> Given problem:
Find every line with the word "السحب". Copy those lines.

> Items:
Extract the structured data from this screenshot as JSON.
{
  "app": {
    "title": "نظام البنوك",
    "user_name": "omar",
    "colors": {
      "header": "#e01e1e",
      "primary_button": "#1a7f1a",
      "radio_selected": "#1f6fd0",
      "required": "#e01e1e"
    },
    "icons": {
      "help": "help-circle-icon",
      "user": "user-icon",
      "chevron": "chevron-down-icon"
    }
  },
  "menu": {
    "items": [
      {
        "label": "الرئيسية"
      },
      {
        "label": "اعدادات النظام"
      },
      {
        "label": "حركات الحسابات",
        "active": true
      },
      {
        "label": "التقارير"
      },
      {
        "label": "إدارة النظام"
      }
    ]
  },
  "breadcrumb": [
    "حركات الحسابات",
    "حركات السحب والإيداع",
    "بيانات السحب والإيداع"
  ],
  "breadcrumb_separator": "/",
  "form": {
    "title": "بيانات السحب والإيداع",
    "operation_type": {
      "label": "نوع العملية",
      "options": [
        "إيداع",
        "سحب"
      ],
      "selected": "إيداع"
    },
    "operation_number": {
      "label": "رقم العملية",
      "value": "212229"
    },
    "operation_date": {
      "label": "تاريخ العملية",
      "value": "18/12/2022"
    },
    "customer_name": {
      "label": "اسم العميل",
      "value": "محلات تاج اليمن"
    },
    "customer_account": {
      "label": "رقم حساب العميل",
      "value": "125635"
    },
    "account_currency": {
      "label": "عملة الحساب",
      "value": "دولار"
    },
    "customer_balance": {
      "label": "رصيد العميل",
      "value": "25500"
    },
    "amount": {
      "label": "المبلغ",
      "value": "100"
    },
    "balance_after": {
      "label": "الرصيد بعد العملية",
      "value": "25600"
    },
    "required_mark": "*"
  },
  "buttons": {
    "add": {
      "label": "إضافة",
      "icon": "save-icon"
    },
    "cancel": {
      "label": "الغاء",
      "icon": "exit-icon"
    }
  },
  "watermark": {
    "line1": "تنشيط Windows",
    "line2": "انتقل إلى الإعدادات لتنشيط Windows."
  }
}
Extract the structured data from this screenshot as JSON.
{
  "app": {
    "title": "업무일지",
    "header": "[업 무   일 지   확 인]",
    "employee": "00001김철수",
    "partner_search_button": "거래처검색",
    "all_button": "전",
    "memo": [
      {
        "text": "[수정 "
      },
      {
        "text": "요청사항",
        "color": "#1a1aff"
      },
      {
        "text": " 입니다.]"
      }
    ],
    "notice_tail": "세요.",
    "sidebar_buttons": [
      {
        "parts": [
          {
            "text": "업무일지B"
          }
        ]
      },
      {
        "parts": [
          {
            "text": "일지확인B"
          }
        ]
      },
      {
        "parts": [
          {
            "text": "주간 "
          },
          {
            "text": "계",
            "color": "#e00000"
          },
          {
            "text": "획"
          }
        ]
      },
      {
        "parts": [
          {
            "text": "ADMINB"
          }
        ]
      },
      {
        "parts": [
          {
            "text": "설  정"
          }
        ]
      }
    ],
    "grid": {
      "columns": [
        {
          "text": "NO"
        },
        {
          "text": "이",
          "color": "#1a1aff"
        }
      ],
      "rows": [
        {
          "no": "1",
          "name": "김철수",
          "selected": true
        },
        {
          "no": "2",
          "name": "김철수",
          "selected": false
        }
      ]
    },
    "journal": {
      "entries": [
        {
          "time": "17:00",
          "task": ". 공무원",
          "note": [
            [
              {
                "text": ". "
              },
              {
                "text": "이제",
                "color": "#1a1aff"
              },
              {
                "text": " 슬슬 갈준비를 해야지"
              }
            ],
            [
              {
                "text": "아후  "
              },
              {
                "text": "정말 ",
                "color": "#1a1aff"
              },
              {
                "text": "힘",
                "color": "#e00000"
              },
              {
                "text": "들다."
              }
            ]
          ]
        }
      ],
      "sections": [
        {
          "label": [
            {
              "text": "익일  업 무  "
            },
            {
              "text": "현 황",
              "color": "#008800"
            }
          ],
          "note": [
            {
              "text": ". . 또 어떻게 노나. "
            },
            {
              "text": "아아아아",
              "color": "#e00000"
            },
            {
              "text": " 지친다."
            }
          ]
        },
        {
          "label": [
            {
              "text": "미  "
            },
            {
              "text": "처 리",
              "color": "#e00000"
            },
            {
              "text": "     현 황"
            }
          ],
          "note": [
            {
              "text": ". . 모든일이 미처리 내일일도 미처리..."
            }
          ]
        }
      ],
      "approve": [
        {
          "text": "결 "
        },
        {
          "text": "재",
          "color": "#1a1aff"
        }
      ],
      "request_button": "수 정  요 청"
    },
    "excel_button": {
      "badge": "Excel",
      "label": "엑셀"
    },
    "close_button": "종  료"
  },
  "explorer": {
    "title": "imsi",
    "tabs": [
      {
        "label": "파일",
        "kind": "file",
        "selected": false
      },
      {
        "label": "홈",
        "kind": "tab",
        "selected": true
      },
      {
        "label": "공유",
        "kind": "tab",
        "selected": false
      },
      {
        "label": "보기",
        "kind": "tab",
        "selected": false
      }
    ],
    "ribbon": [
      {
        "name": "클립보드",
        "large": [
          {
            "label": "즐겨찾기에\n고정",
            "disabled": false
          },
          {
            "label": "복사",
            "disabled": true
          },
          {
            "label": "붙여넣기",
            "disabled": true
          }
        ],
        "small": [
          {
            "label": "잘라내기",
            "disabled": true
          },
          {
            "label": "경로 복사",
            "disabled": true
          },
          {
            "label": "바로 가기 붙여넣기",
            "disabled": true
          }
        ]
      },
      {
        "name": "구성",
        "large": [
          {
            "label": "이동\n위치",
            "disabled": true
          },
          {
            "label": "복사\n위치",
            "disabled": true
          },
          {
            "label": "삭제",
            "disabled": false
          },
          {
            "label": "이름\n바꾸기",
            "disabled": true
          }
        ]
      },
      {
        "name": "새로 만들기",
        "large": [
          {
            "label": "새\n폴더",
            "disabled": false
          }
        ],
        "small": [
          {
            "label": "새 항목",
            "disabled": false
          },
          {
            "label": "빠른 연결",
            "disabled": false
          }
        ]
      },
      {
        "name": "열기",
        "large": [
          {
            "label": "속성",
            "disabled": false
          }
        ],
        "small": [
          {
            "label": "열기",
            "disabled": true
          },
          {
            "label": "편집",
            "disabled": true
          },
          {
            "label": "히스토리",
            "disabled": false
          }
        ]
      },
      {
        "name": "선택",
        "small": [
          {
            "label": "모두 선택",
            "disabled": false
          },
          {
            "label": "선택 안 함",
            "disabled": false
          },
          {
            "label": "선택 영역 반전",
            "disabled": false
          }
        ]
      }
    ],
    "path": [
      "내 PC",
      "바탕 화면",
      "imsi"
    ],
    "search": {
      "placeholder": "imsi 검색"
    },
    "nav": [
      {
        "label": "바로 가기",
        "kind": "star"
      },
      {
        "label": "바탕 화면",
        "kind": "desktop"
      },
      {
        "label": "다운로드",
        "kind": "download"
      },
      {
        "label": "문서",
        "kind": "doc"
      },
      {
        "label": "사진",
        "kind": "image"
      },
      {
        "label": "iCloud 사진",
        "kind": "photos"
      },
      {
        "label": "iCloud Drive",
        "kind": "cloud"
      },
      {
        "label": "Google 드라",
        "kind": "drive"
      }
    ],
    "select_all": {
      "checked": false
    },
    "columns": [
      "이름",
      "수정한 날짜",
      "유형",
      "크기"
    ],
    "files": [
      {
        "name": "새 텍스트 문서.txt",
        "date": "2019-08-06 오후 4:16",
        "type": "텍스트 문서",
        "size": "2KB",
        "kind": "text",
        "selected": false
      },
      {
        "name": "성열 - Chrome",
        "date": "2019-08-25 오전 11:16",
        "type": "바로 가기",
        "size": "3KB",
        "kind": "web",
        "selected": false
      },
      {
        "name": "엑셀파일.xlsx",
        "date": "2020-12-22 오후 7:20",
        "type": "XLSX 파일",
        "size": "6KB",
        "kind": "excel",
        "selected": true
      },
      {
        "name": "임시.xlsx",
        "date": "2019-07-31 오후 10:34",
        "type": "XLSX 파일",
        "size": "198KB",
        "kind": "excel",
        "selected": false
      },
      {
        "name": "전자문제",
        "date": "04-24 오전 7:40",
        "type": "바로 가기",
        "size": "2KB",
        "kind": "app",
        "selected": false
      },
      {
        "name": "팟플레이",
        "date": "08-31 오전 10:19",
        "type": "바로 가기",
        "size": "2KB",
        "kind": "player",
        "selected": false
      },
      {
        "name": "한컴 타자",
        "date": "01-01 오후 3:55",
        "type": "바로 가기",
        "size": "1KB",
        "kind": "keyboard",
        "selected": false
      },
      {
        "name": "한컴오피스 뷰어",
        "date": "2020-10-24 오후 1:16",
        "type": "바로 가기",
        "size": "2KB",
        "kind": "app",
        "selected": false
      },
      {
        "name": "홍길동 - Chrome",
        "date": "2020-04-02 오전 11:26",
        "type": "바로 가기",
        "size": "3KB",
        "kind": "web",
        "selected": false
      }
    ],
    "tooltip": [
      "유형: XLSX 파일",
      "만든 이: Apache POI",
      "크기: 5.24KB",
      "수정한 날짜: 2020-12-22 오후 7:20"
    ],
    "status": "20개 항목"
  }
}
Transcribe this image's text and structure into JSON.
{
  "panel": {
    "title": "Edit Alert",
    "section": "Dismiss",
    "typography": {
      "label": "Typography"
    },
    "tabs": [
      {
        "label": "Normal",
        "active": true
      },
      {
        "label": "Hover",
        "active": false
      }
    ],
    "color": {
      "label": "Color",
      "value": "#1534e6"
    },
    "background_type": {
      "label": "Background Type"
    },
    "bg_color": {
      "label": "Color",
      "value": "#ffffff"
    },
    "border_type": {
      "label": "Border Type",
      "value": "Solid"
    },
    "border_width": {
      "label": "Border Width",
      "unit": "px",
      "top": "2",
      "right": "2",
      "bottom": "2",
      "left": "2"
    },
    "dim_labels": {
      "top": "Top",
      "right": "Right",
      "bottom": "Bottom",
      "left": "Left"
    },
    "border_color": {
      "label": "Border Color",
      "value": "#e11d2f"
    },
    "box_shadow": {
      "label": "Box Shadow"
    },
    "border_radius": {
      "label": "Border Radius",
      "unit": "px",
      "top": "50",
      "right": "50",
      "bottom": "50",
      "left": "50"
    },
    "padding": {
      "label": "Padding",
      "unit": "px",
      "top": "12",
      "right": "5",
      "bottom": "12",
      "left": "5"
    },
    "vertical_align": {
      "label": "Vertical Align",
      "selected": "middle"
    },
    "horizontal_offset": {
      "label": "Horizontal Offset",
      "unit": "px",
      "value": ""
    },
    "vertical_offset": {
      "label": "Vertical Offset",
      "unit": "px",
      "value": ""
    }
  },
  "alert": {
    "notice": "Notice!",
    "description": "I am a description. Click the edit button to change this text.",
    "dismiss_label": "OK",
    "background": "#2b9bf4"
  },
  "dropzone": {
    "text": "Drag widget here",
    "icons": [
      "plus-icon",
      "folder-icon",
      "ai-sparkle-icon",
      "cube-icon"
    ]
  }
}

> Exercise result:
    "حركات السحب والإيداع",
    "بيانات السحب والإيداع"
    "title": "بيانات السحب والإيداع",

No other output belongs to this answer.